[Data entries]
>> Start
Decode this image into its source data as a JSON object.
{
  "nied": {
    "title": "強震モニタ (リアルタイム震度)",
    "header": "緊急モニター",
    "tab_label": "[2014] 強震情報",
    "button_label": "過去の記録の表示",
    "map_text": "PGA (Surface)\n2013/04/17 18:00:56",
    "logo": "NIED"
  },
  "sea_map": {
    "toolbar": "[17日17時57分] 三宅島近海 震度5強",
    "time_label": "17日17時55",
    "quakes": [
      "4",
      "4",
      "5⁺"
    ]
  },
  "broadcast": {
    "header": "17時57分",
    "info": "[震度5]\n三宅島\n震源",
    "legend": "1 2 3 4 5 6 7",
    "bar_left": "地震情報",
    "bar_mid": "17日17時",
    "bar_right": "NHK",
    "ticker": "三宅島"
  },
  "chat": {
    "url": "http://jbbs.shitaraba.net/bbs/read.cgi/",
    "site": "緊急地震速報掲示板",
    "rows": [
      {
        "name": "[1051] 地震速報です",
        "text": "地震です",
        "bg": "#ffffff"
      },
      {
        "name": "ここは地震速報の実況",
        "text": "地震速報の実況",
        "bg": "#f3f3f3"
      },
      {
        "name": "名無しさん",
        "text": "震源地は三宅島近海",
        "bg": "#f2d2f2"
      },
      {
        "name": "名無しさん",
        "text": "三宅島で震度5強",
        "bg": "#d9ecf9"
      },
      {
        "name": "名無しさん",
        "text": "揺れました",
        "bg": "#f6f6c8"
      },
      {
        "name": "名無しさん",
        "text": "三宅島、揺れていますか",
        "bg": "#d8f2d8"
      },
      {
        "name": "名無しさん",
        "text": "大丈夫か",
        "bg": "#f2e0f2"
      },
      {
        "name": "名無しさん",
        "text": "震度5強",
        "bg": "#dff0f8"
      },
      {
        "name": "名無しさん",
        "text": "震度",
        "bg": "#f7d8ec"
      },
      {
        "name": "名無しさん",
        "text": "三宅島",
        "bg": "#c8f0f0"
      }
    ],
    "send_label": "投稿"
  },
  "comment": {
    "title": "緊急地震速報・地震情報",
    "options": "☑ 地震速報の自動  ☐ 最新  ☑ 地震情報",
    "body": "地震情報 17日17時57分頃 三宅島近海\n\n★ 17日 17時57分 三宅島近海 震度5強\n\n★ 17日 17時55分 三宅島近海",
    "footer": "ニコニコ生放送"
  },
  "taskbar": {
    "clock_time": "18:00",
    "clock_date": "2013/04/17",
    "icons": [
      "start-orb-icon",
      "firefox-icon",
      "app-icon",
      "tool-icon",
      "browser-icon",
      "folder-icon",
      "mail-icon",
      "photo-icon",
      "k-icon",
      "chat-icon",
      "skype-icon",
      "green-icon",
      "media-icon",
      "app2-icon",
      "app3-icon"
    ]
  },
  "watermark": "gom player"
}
>> End
→ SHORT TASK:
Give back all the data exactly as written.

→ RESPONSE TO THIS TASK:
Decode this image into its source data as a JSON object.
{
  "nied": {
    "title": "強震モニタ (リアルタイム震度)",
    "header": "緊急モニター",
    "tab_label": "[2014] 強震情報",
    "button_label": "過去の記録の表示",
    "map_text": "PGA (Surface)\n2013/04/17 18:00:56",
    "logo": "NIED"
  },
  "sea_map": {
    "toolbar": "[17日17時57分] 三宅島近海 震度5強",
    "time_label": "17日17時55",
    "quakes": [
      "4",
      "4",
      "5⁺"
    ]
  },
  "broadcast": {
    "header": "17時57分",
    "info": "[震度5]\n三宅島\n震源",
    "legend": "1 2 3 4 5 6 7",
    "bar_left": "地震情報",
    "bar_mid": "17日17時",
    "bar_right": "NHK",
    "ticker": "三宅島"
  },
  "chat": {
    "url": "http://jbbs.shitaraba.net/bbs/read.cgi/",
    "site": "緊急地震速報掲示板",
    "rows": [
      {
        "name": "[1051] 地震速報です",
        "text": "地震です",
        "bg": "#ffffff"
      },
      {
        "name": "ここは地震速報の実況",
        "text": "地震速報の実況",
        "bg": "#f3f3f3"
      },
      {
        "name": "名無しさん",
        "text": "震源地は三宅島近海",
        "bg": "#f2d2f2"
      },
      {
        "name": "名無しさん",
        "text": "三宅島で震度5強",
        "bg": "#d9ecf9"
      },
      {
        "name": "名無しさん",
        "text": "揺れました",
        "bg": "#f6f6c8"
      },
      {
        "name": "名無しさん",
        "text": "三宅島、揺れていますか",
        "bg": "#d8f2d8"
      },
      {
        "name": "名無しさん",
        "text": "大丈夫か",
        "bg": "#f2e0f2"
      },
      {
        "name": "名無しさん",
        "text": "震度5強",
        "bg": "#dff0f8"
      },
      {
        "name": "名無しさん",
        "text": "震度",
        "bg": "#f7d8ec"
      },
      {
        "name": "名無しさん",
        "text": "三宅島",
        "bg": "#c8f0f0"
      }
    ],
    "send_label": "投稿"
  },
  "comment": {
    "title": "緊急地震速報・地震情報",
    "options": "☑ 地震速報の自動  ☐ 最新  ☑ 地震情報",
    "body": "地震情報 17日17時57分頃 三宅島近海\n\n★ 17日 17時57分 三宅島近海 震度5強\n\n★ 17日 17時55分 三宅島近海",
    "footer": "ニコニコ生放送"
  },
  "taskbar": {
    "clock_time": "18:00",
    "clock_date": "2013/04/17",
    "icons": [
      "start-orb-icon",
      "firefox-icon",
      "app-icon",
      "tool-icon",
      "browser-icon",
      "folder-icon",
      "mail-icon",
      "photo-icon",
      "k-icon",
      "chat-icon",
      "skype-icon",
      "green-icon",
      "media-icon",
      "app2-icon",
      "app3-icon"
    ]
  },
  "watermark": "gom player"
}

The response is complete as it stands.